## [Task goal]
Return all of the entries exactly, with nothing added or left out.

☆ ☆ ☆ ☆

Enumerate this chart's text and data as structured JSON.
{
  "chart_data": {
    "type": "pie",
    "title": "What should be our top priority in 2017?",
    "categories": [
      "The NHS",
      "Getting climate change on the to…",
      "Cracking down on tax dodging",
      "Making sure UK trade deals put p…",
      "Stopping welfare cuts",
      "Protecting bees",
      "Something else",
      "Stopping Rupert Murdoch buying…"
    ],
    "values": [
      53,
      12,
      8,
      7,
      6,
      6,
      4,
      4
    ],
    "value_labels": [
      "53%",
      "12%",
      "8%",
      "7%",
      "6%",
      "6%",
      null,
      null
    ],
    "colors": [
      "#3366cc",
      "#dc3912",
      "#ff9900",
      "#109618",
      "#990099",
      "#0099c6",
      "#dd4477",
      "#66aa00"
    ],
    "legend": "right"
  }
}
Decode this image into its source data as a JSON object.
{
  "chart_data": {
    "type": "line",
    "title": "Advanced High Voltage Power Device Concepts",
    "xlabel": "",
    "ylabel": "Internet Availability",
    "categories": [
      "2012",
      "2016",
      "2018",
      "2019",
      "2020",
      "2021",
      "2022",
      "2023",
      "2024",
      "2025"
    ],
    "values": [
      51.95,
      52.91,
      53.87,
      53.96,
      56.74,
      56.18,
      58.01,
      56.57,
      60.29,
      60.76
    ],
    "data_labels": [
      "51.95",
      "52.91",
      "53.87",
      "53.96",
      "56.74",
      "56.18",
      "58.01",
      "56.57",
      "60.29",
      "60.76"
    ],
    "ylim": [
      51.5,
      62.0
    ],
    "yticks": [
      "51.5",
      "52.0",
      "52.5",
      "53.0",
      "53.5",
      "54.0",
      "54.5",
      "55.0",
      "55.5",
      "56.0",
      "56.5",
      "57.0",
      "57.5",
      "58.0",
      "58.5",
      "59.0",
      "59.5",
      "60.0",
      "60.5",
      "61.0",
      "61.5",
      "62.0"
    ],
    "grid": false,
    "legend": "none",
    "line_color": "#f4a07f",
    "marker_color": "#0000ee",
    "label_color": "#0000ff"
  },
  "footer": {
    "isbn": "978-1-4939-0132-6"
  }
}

☆ ☆ ☆ ☆

## [Written answer]
Enumerate this chart's text and data as structured JSON.
{
  "chart_data": {
    "type": "pie",
    "title": "What should be our top priority in 2017?",
    "categories": [
      "The NHS",
      "Getting climate change on the to…",
      "Cracking down on tax dodging",
      "Making sure UK trade deals put p…",
      "Stopping welfare cuts",
      "Protecting bees",
      "Something else",
      "Stopping Rupert Murdoch buying…"
    ],
    "values": [
      53,
      12,
      8,
      7,
      6,
      6,
      4,
      4
    ],
    "value_labels": [
      "53%",
      "12%",
      "8%",
      "7%",
      "6%",
      "6%",
      null,
      null
    ],
    "colors": [
      "#3366cc",
      "#dc3912",
      "#ff9900",
      "#109618",
      "#990099",
      "#0099c6",
      "#dd4477",
      "#66aa00"
    ],
    "legend": "right"
  }
}
Decode this image into its source data as a JSON object.
{
  "chart_data": {
    "type": "line",
    "title": "Advanced High Voltage Power Device Concepts",
    "xlabel": "",
    "ylabel": "Internet Availability",
    "categories": [
      "2012",
      "2016",
      "2018",
      "2019",
      "2020",
      "2021",
      "2022",
      "2023",
      "2024",
      "2025"
    ],
    "values": [
      51.95,
      52.91,
      53.87,
      53.96,
      56.74,
      56.18,
      58.01,
      56.57,
      60.29,
      60.76
    ],
    "data_labels": [
      "51.95",
      "52.91",
      "53.87",
      "53.96",
      "56.74",
      "56.18",
      "58.01",
      "56.57",
      "60.29",
      "60.76"
    ],
    "ylim": [
      51.5,
      62.0
    ],
    "yticks": [
      "51.5",
      "52.0",
      "52.5",
      "53.0",
      "53.5",
      "54.0",
      "54.5",
      "55.0",
      "55.5",
      "56.0",
      "56.5",
      "57.0",
      "57.5",
      "58.0",
      "58.5",
      "59.0",
      "59.5",
      "60.0",
      "60.5",
      "61.0",
      "61.5",
      "62.0"
    ],
    "grid": false,
    "legend": "none",
    "line_color": "#f4a07f",
    "marker_color": "#0000ee",
    "label_color": "#0000ff"
  },
  "footer": {
    "isbn": "978-1-4939-0132-6"
  }
}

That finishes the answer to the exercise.